TASK DATA:
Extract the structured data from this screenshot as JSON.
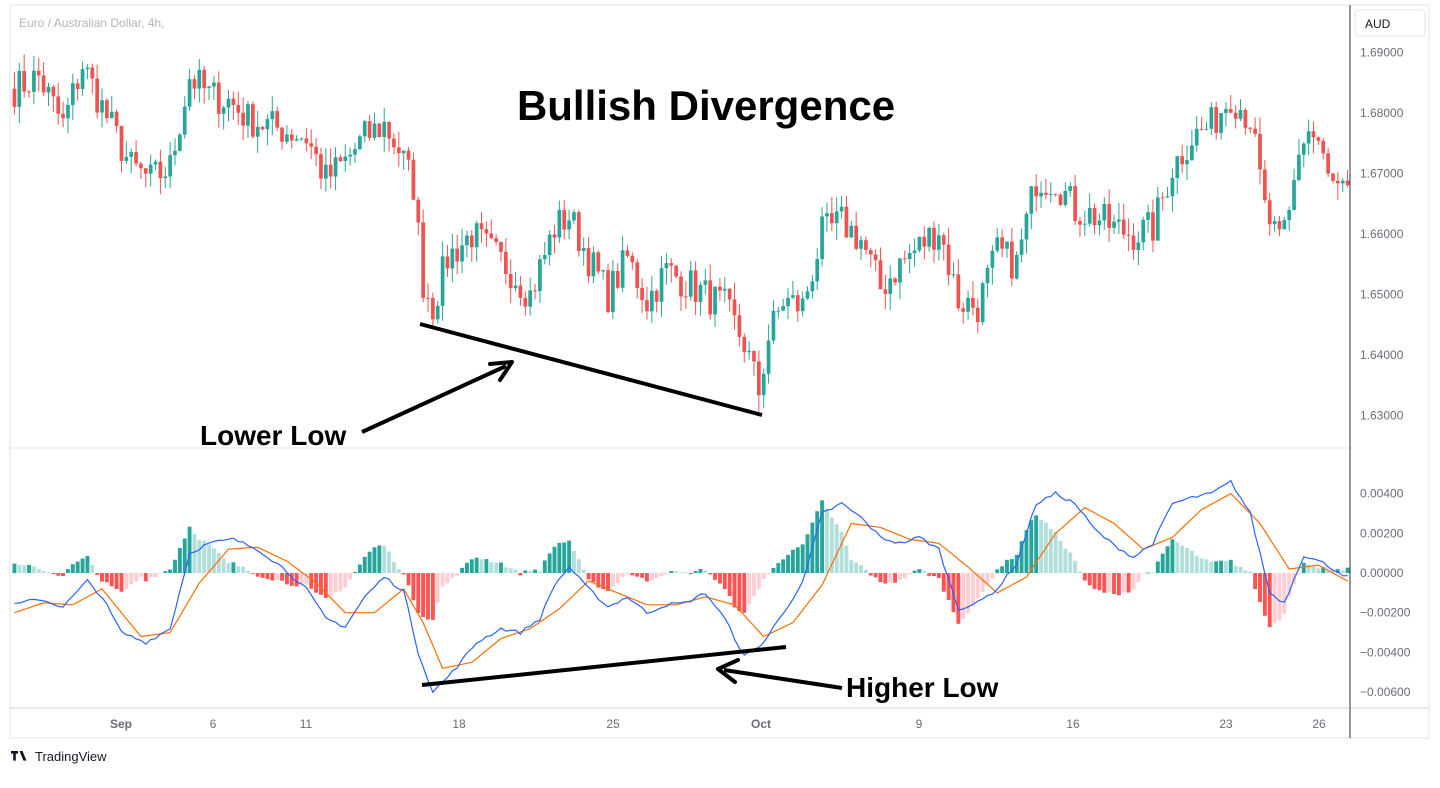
{
  "header": {
    "symbol": "Euro / Australian Dollar, 4h,",
    "currency_badge": "AUD"
  },
  "branding": {
    "name": "TradingView",
    "logo_icon": "tradingview-logo-icon"
  },
  "colors": {
    "up": "#26a69a",
    "down": "#ef5350",
    "hist_up_strong": "#26a69a",
    "hist_up_weak": "#b2dfdb",
    "hist_down_strong": "#ff5252",
    "hist_down_weak": "#ffcdd2",
    "macd_line": "#2962ff",
    "signal_line": "#ff6d00",
    "annotation": "#000000"
  },
  "annotations": {
    "title": "Bullish Divergence",
    "price_label": "Lower Low",
    "indicator_label": "Higher Low"
  },
  "chart_data": [
    {
      "type": "candlestick",
      "name": "price",
      "title": "Bullish Divergence",
      "ylim": [
        1.625,
        1.697
      ],
      "y_ticks": [
        "1.69000",
        "1.68000",
        "1.67000",
        "1.66000",
        "1.65000",
        "1.64000",
        "1.63000"
      ],
      "x_ticks": [
        "Sep",
        "6",
        "11",
        "18",
        "25",
        "Oct",
        "9",
        "16",
        "23",
        "26"
      ],
      "x_ticks_bold": [
        "Sep",
        "Oct"
      ],
      "anchors": [
        [
          0,
          1.684
        ],
        [
          5,
          1.686
        ],
        [
          10,
          1.678
        ],
        [
          14,
          1.688
        ],
        [
          18,
          1.681
        ],
        [
          24,
          1.671
        ],
        [
          28,
          1.669
        ],
        [
          32,
          1.671
        ],
        [
          36,
          1.686
        ],
        [
          40,
          1.683
        ],
        [
          44,
          1.682
        ],
        [
          48,
          1.679
        ],
        [
          52,
          1.678
        ],
        [
          56,
          1.677
        ],
        [
          60,
          1.676
        ],
        [
          64,
          1.669
        ],
        [
          68,
          1.672
        ],
        [
          72,
          1.676
        ],
        [
          76,
          1.678
        ],
        [
          79,
          1.674
        ],
        [
          82,
          1.668
        ],
        [
          84,
          1.652
        ],
        [
          86,
          1.648
        ],
        [
          89,
          1.656
        ],
        [
          94,
          1.66
        ],
        [
          98,
          1.657
        ],
        [
          102,
          1.654
        ],
        [
          106,
          1.65
        ],
        [
          111,
          1.661
        ],
        [
          114,
          1.663
        ],
        [
          118,
          1.656
        ],
        [
          122,
          1.65
        ],
        [
          126,
          1.656
        ],
        [
          130,
          1.649
        ],
        [
          134,
          1.654
        ],
        [
          138,
          1.652
        ],
        [
          142,
          1.65
        ],
        [
          146,
          1.648
        ],
        [
          150,
          1.642
        ],
        [
          153,
          1.634
        ],
        [
          155,
          1.643
        ],
        [
          158,
          1.649
        ],
        [
          162,
          1.648
        ],
        [
          166,
          1.66
        ],
        [
          170,
          1.662
        ],
        [
          174,
          1.659
        ],
        [
          178,
          1.651
        ],
        [
          182,
          1.655
        ],
        [
          186,
          1.658
        ],
        [
          190,
          1.661
        ],
        [
          194,
          1.649
        ],
        [
          198,
          1.648
        ],
        [
          202,
          1.657
        ],
        [
          206,
          1.655
        ],
        [
          210,
          1.669
        ],
        [
          214,
          1.669
        ],
        [
          218,
          1.664
        ],
        [
          222,
          1.663
        ],
        [
          226,
          1.661
        ],
        [
          230,
          1.66
        ],
        [
          234,
          1.661
        ],
        [
          238,
          1.671
        ],
        [
          242,
          1.676
        ],
        [
          246,
          1.678
        ],
        [
          250,
          1.683
        ],
        [
          254,
          1.679
        ],
        [
          257,
          1.664
        ],
        [
          260,
          1.658
        ],
        [
          262,
          1.663
        ],
        [
          264,
          1.674
        ],
        [
          266,
          1.677
        ],
        [
          268,
          1.675
        ],
        [
          270,
          1.669
        ],
        [
          272,
          1.667
        ],
        [
          274,
          1.666
        ]
      ]
    },
    {
      "type": "macd",
      "name": "macd",
      "ylim": [
        -0.0067,
        0.0061
      ],
      "y_ticks": [
        "0.00400",
        "0.00200",
        "0.00000",
        "−0.00200",
        "−0.00400",
        "−0.00600"
      ],
      "macd_anchors": [
        [
          0,
          -0.0016
        ],
        [
          5,
          -0.0013
        ],
        [
          10,
          -0.0017
        ],
        [
          15,
          -0.0004
        ],
        [
          18,
          -0.0012
        ],
        [
          22,
          -0.003
        ],
        [
          27,
          -0.0035
        ],
        [
          32,
          -0.0028
        ],
        [
          36,
          0.001
        ],
        [
          40,
          0.0015
        ],
        [
          45,
          0.0017
        ],
        [
          50,
          0.0012
        ],
        [
          55,
          0.0003
        ],
        [
          60,
          -0.0008
        ],
        [
          64,
          -0.0023
        ],
        [
          68,
          -0.0027
        ],
        [
          72,
          -0.0012
        ],
        [
          76,
          -0.0002
        ],
        [
          80,
          -0.0009
        ],
        [
          83,
          -0.004
        ],
        [
          86,
          -0.006
        ],
        [
          90,
          -0.005
        ],
        [
          95,
          -0.0035
        ],
        [
          100,
          -0.0028
        ],
        [
          104,
          -0.003
        ],
        [
          108,
          -0.0023
        ],
        [
          111,
          -0.0006
        ],
        [
          114,
          0.0003
        ],
        [
          118,
          -0.0008
        ],
        [
          122,
          -0.0017
        ],
        [
          126,
          -0.0012
        ],
        [
          130,
          -0.002
        ],
        [
          134,
          -0.0016
        ],
        [
          138,
          -0.0015
        ],
        [
          142,
          -0.001
        ],
        [
          146,
          -0.0023
        ],
        [
          150,
          -0.0042
        ],
        [
          154,
          -0.0035
        ],
        [
          158,
          -0.002
        ],
        [
          162,
          -0.0005
        ],
        [
          166,
          0.003
        ],
        [
          170,
          0.0035
        ],
        [
          174,
          0.0028
        ],
        [
          178,
          0.0018
        ],
        [
          182,
          0.0015
        ],
        [
          186,
          0.0018
        ],
        [
          190,
          0.0012
        ],
        [
          194,
          -0.0018
        ],
        [
          198,
          -0.0015
        ],
        [
          202,
          -0.0008
        ],
        [
          206,
          0.0005
        ],
        [
          210,
          0.0035
        ],
        [
          214,
          0.004
        ],
        [
          218,
          0.0035
        ],
        [
          222,
          0.0022
        ],
        [
          226,
          0.0014
        ],
        [
          230,
          0.0008
        ],
        [
          234,
          0.0015
        ],
        [
          238,
          0.0035
        ],
        [
          242,
          0.0038
        ],
        [
          246,
          0.004
        ],
        [
          250,
          0.0046
        ],
        [
          254,
          0.003
        ],
        [
          258,
          -0.001
        ],
        [
          261,
          -0.0015
        ],
        [
          265,
          0.0009
        ],
        [
          269,
          0.0005
        ],
        [
          274,
          -0.0002
        ]
      ],
      "signal_anchors": [
        [
          0,
          -0.002
        ],
        [
          6,
          -0.0015
        ],
        [
          12,
          -0.0016
        ],
        [
          18,
          -0.0008
        ],
        [
          26,
          -0.0032
        ],
        [
          32,
          -0.003
        ],
        [
          38,
          -0.0005
        ],
        [
          44,
          0.0012
        ],
        [
          50,
          0.0013
        ],
        [
          56,
          0.0006
        ],
        [
          62,
          -0.0005
        ],
        [
          68,
          -0.002
        ],
        [
          74,
          -0.002
        ],
        [
          80,
          -0.0008
        ],
        [
          84,
          -0.0025
        ],
        [
          88,
          -0.0048
        ],
        [
          94,
          -0.0045
        ],
        [
          100,
          -0.0033
        ],
        [
          106,
          -0.0028
        ],
        [
          112,
          -0.0018
        ],
        [
          118,
          -0.0004
        ],
        [
          124,
          -0.001
        ],
        [
          130,
          -0.0016
        ],
        [
          136,
          -0.0016
        ],
        [
          142,
          -0.0012
        ],
        [
          148,
          -0.0016
        ],
        [
          154,
          -0.0032
        ],
        [
          160,
          -0.0025
        ],
        [
          166,
          -0.0006
        ],
        [
          172,
          0.0025
        ],
        [
          178,
          0.0023
        ],
        [
          184,
          0.0017
        ],
        [
          190,
          0.0015
        ],
        [
          196,
          0.0003
        ],
        [
          202,
          -0.001
        ],
        [
          208,
          -0.0002
        ],
        [
          214,
          0.002
        ],
        [
          220,
          0.0033
        ],
        [
          226,
          0.0025
        ],
        [
          232,
          0.0012
        ],
        [
          238,
          0.0018
        ],
        [
          244,
          0.0032
        ],
        [
          250,
          0.004
        ],
        [
          256,
          0.0025
        ],
        [
          262,
          0.0002
        ],
        [
          268,
          0.0004
        ],
        [
          274,
          -0.0004
        ]
      ]
    }
  ]
}
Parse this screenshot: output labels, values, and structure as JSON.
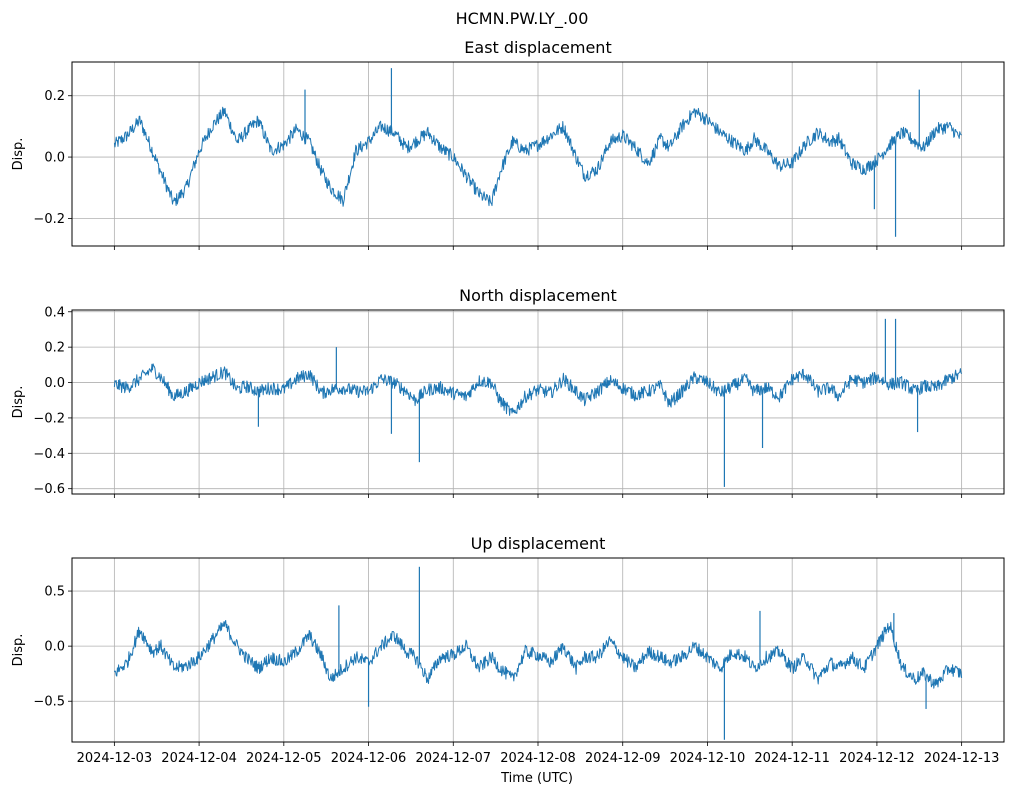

WRITTEN TASK: Only the number is wanted: how many lines in the preceding entries hold the string "Divergence"?

RESULT FOR THIS EXERCISE: 2